━━━ Supplied records ━━━
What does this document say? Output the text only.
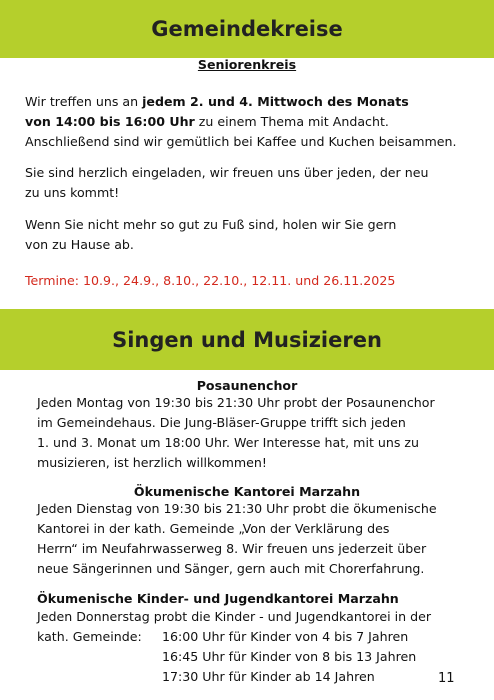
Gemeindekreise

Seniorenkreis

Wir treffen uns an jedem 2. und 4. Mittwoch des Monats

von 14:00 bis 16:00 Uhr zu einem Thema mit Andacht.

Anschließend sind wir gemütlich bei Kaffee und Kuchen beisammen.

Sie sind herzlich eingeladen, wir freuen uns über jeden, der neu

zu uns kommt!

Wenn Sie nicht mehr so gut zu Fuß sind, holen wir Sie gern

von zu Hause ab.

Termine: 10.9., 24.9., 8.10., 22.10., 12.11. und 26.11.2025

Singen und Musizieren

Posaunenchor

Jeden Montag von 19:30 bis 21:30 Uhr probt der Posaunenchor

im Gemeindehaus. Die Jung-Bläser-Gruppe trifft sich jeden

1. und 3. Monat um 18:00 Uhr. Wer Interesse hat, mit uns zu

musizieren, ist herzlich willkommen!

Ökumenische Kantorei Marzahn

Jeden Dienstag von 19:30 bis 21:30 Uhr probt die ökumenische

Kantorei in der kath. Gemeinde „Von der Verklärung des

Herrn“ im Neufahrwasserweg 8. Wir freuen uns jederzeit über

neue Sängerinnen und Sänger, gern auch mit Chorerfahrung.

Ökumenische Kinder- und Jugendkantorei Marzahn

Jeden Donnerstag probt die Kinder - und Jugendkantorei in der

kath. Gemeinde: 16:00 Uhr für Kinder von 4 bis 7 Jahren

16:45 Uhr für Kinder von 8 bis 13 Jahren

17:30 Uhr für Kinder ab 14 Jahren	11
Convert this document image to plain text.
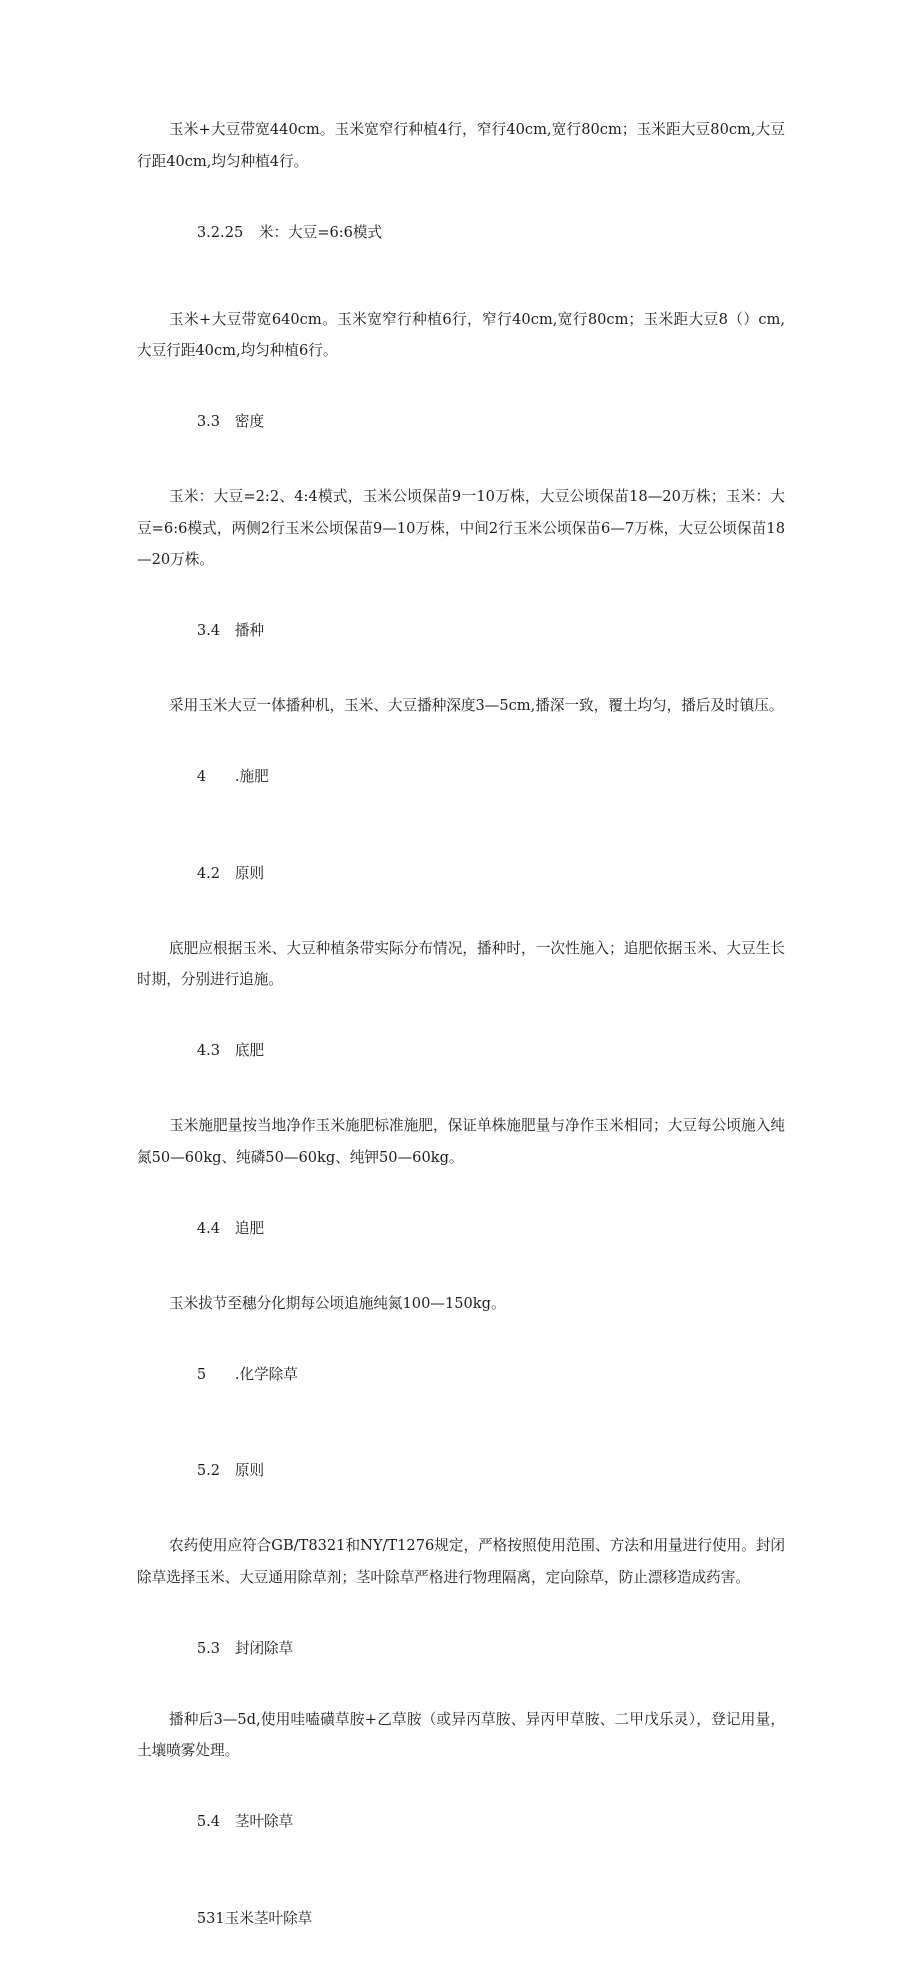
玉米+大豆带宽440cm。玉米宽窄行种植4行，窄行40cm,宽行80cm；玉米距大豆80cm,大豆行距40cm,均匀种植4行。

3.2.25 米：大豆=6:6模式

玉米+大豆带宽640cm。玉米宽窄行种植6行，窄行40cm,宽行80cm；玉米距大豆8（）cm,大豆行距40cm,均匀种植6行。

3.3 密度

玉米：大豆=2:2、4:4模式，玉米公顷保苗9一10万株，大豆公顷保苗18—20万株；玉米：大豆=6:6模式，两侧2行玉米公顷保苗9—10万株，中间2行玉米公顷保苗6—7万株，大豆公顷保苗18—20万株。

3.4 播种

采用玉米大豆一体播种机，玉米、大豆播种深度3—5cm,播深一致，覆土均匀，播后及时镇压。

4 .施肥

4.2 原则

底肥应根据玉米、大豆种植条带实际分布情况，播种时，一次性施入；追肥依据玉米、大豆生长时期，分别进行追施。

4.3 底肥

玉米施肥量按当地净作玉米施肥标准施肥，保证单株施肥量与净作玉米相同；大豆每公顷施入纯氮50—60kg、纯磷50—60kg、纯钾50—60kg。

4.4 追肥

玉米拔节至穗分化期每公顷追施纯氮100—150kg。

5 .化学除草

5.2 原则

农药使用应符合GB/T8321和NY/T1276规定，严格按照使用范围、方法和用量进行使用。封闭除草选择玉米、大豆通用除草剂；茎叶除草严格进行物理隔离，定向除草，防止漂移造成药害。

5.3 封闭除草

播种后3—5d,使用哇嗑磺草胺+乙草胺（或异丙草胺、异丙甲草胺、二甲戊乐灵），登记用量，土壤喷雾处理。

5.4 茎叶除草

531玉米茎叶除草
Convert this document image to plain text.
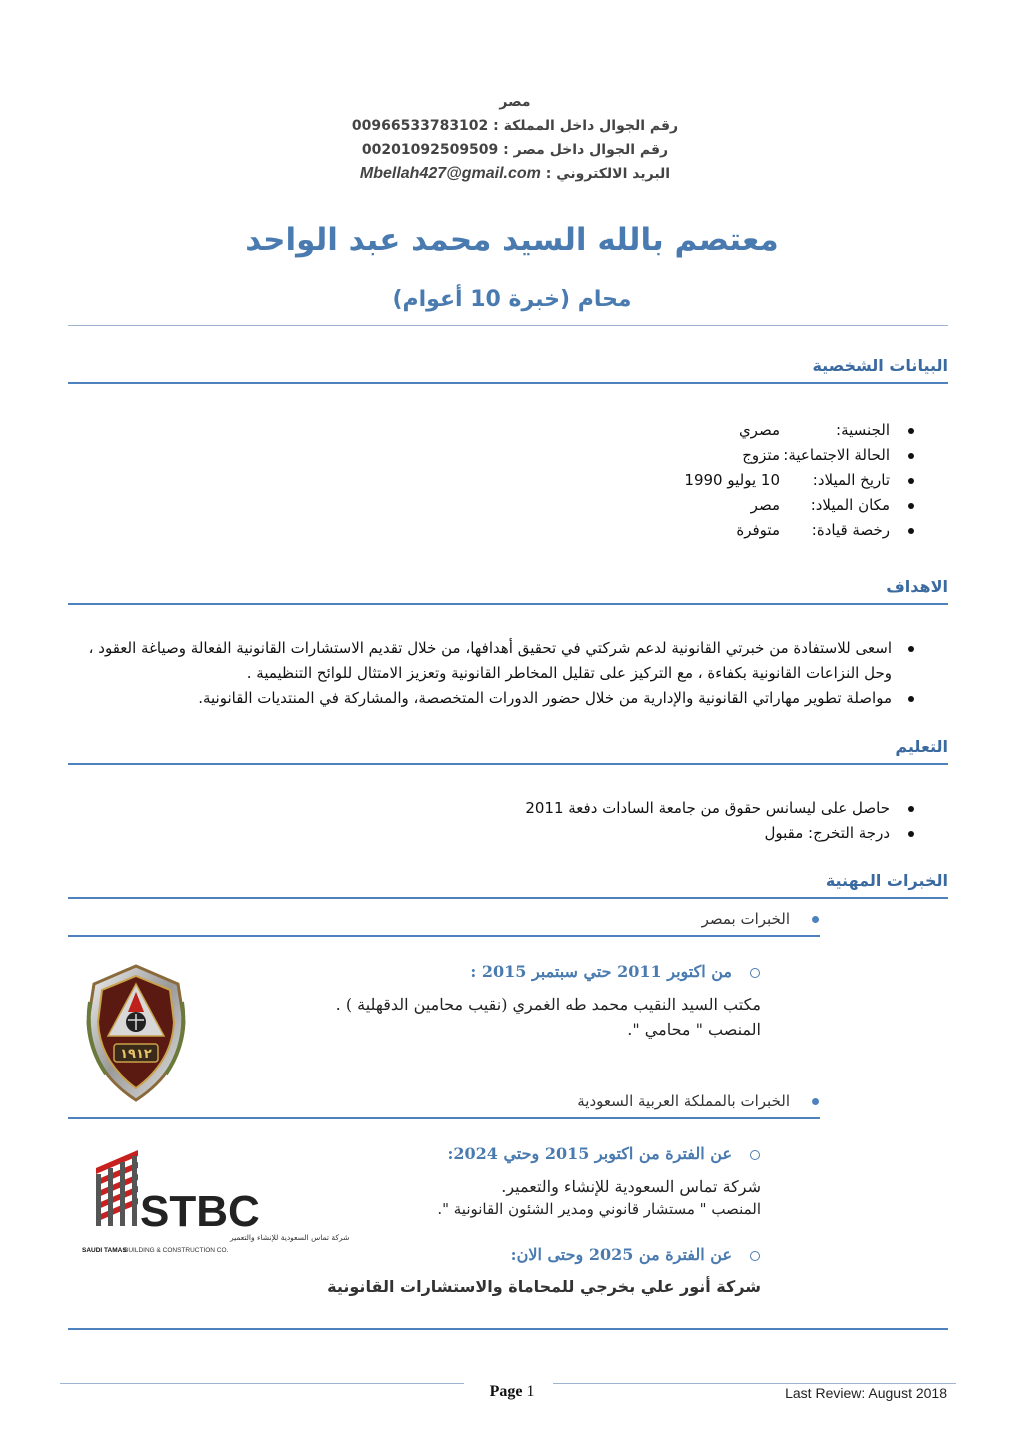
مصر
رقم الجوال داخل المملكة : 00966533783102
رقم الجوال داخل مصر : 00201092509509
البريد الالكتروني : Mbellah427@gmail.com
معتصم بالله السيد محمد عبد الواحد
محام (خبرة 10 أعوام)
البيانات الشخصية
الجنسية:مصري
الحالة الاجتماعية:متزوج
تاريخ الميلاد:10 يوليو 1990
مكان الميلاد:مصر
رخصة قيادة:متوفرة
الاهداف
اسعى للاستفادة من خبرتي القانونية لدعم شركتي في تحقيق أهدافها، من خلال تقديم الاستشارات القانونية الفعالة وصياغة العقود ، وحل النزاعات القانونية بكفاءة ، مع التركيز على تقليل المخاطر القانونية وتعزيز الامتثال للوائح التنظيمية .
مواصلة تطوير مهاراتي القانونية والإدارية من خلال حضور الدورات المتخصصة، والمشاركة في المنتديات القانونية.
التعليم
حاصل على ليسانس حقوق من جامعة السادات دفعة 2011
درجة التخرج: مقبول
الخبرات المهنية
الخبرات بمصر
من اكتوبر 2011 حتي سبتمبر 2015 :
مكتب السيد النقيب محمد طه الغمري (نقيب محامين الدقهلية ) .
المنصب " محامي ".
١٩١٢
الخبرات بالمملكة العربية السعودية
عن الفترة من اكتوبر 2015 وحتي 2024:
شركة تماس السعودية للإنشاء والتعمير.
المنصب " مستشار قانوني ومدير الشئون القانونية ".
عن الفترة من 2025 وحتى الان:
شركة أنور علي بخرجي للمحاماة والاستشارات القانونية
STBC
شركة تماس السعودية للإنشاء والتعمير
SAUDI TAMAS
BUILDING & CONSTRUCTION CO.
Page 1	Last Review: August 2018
━━━
• [Problem to work on]: Check each line of the entries for the string "sind". Copy the lines that have it.

• [Right answer]:
Anschließend sind wir gemütlich bei Kaffee und Kuchen beisammen.
Sie sind herzlich eingeladen, wir freuen uns über jeden, der neu
Wenn Sie nicht mehr so gut zu Fuß sind, holen wir Sie gern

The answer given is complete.